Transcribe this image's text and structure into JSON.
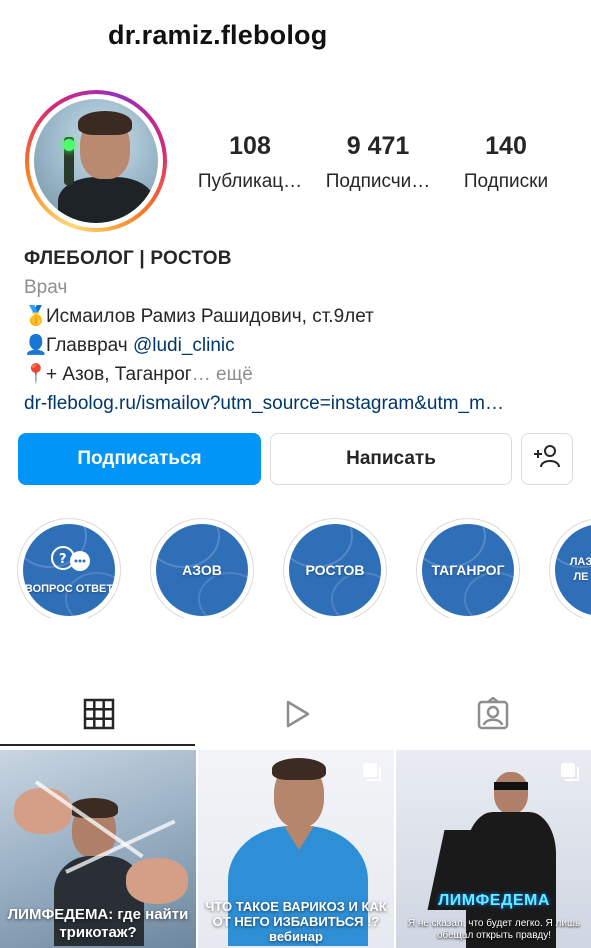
{
  "profile": {
    "username": "dr.ramiz.flebolog",
    "stats": {
      "posts_count": "108",
      "posts_label": "Публикац…",
      "followers_count": "9 471",
      "followers_label": "Подписчи…",
      "following_count": "140",
      "following_label": "Подписки"
    },
    "bio": {
      "name": "ФЛЕБОЛОГ | РОСТОВ",
      "category": "Врач",
      "line1_emoji": "🥇",
      "line1": "Исмаилов Рамиз Рашидович, ст.9лет",
      "line2_emoji": "👤",
      "line2": "Главврач ",
      "line2_mention": "@ludi_clinic",
      "line3_emoji": "📍",
      "line3": "+ Азов, Таганрог",
      "more": "… ещё",
      "link": "dr-flebolog.ru/ismailov?utm_source=instagram&utm_m…"
    },
    "buttons": {
      "follow": "Подписаться",
      "message": "Написать"
    },
    "highlights": [
      {
        "label": "ВОПРОС ОТВЕТ"
      },
      {
        "label": "АЗОВ"
      },
      {
        "label": "РОСТОВ"
      },
      {
        "label": "ТАГАНРОГ"
      },
      {
        "label": "ЛАЗ ЛЕ"
      }
    ],
    "tabs": {
      "active": "grid"
    },
    "posts": [
      {
        "caption": "ЛИМФЕДЕМА: где найти трикотаж?"
      },
      {
        "caption": "ЧТО ТАКОЕ ВАРИКОЗ И КАК ОТ НЕГО ИЗБАВИТЬСЯ !? вебинар"
      },
      {
        "title": "ЛИМФЕДЕМА",
        "sub": "Я не сказал, что будет легко. Я лишь обещал открыть правду!"
      }
    ]
  },
  "colors": {
    "accent": "#0095f6",
    "link": "#00376b",
    "highlight_bg": "#2f6fb8",
    "muted": "#8e8e8e"
  },
  "icons": [
    "grid-icon",
    "reels-icon",
    "tagged-icon",
    "add-user-icon",
    "multi-post-icon"
  ]
}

━━━━━━━━━━━━━━━━

STATED EXERCISE - Could you repeat all of the material exactly? Pictures should not be copied.

PROBLEM SOLUTION -
Transcribe this image's text and structure into JSON.
{
  "profile": {
    "username": "dr.ramiz.flebolog",
    "stats": {
      "posts_count": "108",
      "posts_label": "Публикац…",
      "followers_count": "9 471",
      "followers_label": "Подписчи…",
      "following_count": "140",
      "following_label": "Подписки"
    },
    "bio": {
      "name": "ФЛЕБОЛОГ | РОСТОВ",
      "category": "Врач",
      "line1_emoji": "🥇",
      "line1": "Исмаилов Рамиз Рашидович, ст.9лет",
      "line2_emoji": "👤",
      "line2": "Главврач ",
      "line2_mention": "@ludi_clinic",
      "line3_emoji": "📍",
      "line3": "+ Азов, Таганрог",
      "more": "… ещё",
      "link": "dr-flebolog.ru/ismailov?utm_source=instagram&utm_m…"
    },
    "buttons": {
      "follow": "Подписаться",
      "message": "Написать"
    },
    "highlights": [
      {
        "label": "ВОПРОС ОТВЕТ"
      },
      {
        "label": "АЗОВ"
      },
      {
        "label": "РОСТОВ"
      },
      {
        "label": "ТАГАНРОГ"
      },
      {
        "label": "ЛАЗ ЛЕ"
      }
    ],
    "tabs": {
      "active": "grid"
    },
    "posts": [
      {
        "caption": "ЛИМФЕДЕМА: где найти трикотаж?"
      },
      {
        "caption": "ЧТО ТАКОЕ ВАРИКОЗ И КАК ОТ НЕГО ИЗБАВИТЬСЯ !? вебинар"
      },
      {
        "title": "ЛИМФЕДЕМА",
        "sub": "Я не сказал, что будет легко. Я лишь обещал открыть правду!"
      }
    ]
  },
  "colors": {
    "accent": "#0095f6",
    "link": "#00376b",
    "highlight_bg": "#2f6fb8",
    "muted": "#8e8e8e"
  },
  "icons": [
    "grid-icon",
    "reels-icon",
    "tagged-icon",
    "add-user-icon",
    "multi-post-icon"
  ]
}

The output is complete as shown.